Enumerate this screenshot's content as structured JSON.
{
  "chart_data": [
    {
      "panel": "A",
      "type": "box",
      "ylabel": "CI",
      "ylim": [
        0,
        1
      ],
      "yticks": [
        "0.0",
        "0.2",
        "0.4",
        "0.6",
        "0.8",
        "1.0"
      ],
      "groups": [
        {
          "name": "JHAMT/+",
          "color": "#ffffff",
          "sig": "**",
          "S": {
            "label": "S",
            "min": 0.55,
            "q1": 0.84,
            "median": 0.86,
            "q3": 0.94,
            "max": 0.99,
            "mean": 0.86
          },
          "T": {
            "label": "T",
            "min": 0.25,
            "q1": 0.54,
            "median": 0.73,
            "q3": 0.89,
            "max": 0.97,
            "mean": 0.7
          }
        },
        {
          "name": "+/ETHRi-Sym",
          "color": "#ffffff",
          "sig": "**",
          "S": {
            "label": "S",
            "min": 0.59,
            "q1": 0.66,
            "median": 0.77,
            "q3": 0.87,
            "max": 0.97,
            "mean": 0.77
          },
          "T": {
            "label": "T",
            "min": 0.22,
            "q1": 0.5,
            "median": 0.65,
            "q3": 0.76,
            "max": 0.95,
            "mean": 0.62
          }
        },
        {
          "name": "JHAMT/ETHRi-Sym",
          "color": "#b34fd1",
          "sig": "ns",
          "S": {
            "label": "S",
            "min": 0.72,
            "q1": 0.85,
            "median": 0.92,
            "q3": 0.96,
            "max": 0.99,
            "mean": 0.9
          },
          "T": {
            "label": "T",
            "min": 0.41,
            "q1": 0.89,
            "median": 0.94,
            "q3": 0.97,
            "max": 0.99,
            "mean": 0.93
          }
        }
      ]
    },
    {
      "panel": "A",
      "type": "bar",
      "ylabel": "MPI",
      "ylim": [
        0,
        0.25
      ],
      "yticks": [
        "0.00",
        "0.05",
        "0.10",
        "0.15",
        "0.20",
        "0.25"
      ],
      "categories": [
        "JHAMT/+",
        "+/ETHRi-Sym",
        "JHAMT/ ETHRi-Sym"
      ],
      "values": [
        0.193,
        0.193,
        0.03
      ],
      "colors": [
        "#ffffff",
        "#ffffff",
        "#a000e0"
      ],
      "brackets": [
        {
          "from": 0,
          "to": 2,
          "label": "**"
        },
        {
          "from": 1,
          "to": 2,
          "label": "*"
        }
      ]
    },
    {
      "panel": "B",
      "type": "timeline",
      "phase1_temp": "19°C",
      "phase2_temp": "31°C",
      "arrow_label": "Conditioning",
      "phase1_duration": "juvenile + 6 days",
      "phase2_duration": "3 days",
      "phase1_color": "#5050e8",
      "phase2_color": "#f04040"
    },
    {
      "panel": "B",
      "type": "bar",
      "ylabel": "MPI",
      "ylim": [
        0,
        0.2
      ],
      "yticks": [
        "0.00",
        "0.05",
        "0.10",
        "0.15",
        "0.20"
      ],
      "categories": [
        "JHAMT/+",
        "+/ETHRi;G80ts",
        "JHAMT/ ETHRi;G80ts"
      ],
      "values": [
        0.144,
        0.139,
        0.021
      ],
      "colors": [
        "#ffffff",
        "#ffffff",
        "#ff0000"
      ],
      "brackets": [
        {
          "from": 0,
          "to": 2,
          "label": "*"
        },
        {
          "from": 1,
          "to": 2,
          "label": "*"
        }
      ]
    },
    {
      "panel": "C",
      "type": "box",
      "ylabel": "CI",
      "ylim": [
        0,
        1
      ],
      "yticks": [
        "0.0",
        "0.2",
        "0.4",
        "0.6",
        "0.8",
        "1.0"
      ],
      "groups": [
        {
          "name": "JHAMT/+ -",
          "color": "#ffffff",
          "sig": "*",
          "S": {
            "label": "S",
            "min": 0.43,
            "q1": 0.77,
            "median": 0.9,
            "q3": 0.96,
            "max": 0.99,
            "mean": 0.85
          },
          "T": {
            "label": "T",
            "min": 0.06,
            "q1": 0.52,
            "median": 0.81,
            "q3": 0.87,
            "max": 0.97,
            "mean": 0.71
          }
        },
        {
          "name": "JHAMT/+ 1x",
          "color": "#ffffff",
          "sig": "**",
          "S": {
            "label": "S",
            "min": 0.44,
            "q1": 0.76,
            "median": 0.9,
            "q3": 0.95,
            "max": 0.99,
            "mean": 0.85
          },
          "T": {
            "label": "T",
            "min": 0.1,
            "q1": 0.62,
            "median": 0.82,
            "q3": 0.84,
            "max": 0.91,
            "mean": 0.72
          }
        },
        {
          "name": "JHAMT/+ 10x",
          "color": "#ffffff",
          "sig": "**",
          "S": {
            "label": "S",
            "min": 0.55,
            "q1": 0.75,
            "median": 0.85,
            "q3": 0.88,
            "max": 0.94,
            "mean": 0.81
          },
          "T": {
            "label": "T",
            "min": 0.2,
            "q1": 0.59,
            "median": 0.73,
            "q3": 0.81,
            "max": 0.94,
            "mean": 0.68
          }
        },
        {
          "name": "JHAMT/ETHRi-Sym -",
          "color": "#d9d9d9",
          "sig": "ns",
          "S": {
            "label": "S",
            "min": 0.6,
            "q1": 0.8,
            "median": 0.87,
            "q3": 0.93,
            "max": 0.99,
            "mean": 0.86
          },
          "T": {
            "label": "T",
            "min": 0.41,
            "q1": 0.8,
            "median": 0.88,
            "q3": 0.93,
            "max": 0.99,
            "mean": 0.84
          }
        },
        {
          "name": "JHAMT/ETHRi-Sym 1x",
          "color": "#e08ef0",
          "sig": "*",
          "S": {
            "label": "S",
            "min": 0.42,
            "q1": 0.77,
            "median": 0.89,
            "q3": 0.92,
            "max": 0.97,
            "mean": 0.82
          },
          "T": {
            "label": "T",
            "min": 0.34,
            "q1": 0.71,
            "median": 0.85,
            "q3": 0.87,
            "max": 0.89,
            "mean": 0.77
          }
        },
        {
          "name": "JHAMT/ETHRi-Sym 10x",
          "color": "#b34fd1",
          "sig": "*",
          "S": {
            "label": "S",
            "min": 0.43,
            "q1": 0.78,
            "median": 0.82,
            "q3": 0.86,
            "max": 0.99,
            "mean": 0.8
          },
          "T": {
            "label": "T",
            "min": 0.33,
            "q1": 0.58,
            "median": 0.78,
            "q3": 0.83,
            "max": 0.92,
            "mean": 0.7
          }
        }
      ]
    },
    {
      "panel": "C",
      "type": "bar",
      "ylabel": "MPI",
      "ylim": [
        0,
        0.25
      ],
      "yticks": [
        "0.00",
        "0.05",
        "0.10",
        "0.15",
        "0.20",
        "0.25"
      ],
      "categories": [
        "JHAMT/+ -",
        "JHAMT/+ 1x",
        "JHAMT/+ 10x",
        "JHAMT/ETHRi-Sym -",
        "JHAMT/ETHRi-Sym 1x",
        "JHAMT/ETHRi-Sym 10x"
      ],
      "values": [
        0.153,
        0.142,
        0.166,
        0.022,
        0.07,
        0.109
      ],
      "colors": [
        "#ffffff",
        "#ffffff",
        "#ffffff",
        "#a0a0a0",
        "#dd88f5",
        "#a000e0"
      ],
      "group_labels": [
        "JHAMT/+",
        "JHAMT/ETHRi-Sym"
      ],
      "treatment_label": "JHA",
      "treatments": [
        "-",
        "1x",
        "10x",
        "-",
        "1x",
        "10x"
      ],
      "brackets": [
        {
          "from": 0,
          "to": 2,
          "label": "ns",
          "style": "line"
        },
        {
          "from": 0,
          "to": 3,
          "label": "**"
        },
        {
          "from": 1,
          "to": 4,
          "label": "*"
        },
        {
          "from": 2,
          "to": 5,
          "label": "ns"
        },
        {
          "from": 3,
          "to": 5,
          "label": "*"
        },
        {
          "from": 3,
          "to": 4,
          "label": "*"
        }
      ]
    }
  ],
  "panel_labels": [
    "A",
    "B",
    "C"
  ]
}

--- Set exercise ---
In the listing, find all lines with the string "days" and copy them.

--- Complete response ---
      "phase1_duration": "juvenile + 6 days",
      "phase2_duration": "3 days",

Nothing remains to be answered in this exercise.